◆ DATA
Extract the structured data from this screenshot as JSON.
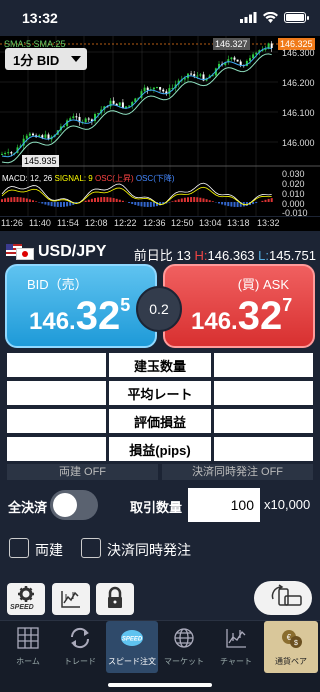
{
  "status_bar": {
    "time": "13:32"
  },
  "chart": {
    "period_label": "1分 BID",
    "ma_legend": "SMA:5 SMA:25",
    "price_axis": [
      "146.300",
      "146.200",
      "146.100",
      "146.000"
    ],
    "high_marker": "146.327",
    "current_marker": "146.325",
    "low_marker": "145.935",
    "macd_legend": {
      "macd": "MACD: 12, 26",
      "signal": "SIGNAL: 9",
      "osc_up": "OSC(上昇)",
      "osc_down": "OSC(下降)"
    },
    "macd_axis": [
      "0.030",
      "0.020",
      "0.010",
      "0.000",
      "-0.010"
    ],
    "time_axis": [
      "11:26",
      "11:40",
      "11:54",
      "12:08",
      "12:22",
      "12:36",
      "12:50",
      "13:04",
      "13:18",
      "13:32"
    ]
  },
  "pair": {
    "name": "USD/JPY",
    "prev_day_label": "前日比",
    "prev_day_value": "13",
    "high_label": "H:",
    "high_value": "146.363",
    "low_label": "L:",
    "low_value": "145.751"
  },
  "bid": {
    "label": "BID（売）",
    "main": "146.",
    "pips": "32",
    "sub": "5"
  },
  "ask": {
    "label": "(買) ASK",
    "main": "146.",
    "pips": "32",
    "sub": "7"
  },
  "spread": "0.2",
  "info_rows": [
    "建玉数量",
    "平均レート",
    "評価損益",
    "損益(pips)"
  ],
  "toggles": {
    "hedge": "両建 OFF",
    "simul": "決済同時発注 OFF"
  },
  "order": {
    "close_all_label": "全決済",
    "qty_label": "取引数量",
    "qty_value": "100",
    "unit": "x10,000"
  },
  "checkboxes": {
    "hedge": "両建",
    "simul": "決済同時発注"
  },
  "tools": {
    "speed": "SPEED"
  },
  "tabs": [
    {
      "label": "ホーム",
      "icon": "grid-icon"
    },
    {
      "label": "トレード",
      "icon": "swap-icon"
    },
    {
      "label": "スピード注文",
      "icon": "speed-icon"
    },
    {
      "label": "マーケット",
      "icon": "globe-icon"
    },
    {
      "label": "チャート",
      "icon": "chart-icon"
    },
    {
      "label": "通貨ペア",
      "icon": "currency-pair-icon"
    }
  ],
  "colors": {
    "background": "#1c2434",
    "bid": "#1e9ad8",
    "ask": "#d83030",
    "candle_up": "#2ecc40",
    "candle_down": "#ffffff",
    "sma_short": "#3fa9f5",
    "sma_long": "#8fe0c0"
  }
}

* * *

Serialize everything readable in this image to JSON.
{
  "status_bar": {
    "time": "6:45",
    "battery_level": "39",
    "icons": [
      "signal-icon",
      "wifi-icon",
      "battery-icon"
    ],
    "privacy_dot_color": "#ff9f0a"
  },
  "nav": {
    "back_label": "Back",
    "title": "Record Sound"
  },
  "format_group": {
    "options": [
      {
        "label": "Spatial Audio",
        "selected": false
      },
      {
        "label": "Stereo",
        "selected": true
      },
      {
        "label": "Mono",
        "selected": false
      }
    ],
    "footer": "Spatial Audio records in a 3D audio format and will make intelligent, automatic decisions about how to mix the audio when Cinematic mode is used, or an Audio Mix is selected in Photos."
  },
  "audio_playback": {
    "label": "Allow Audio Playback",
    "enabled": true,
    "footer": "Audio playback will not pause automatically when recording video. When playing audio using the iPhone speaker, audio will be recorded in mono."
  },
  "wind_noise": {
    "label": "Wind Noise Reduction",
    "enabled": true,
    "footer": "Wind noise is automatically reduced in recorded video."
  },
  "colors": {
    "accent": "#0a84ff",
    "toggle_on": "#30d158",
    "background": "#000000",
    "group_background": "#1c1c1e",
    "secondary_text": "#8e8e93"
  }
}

...

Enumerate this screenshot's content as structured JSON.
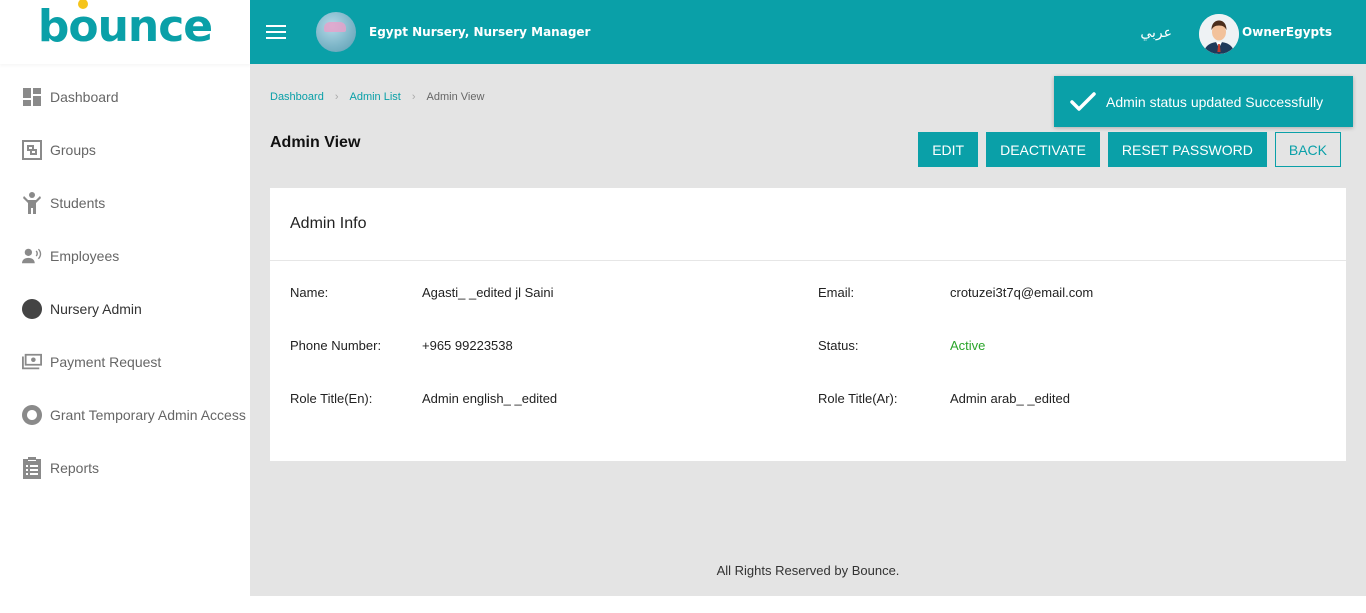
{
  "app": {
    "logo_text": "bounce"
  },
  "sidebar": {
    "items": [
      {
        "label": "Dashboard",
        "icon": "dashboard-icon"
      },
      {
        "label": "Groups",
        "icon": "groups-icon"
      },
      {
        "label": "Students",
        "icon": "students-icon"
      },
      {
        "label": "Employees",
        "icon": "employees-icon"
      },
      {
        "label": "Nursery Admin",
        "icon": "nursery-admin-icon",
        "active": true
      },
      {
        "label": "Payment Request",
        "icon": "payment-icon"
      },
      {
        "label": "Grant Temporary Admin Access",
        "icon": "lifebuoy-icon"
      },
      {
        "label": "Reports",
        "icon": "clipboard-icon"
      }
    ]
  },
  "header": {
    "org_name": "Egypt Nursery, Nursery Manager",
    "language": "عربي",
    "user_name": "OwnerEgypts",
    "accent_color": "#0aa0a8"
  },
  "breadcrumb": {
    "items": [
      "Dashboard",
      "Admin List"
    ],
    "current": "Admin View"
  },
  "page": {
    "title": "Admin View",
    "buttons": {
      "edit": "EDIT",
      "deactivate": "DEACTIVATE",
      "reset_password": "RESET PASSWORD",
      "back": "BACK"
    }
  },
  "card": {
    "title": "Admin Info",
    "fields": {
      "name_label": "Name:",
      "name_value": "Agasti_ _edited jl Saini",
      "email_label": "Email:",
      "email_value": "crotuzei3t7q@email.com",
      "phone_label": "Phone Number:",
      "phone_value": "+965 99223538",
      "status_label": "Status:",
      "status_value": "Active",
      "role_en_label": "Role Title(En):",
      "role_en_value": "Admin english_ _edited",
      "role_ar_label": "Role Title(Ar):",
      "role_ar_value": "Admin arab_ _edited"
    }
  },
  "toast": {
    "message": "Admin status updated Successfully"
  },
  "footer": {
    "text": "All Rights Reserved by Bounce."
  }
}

◆ REQUIRED WORK
Select every line in the records above that contains the word "structured".

◆ RESPONSE
Extract the structured data from this screenshot as JSON.
Enumerate this screenshot's content as structured JSON.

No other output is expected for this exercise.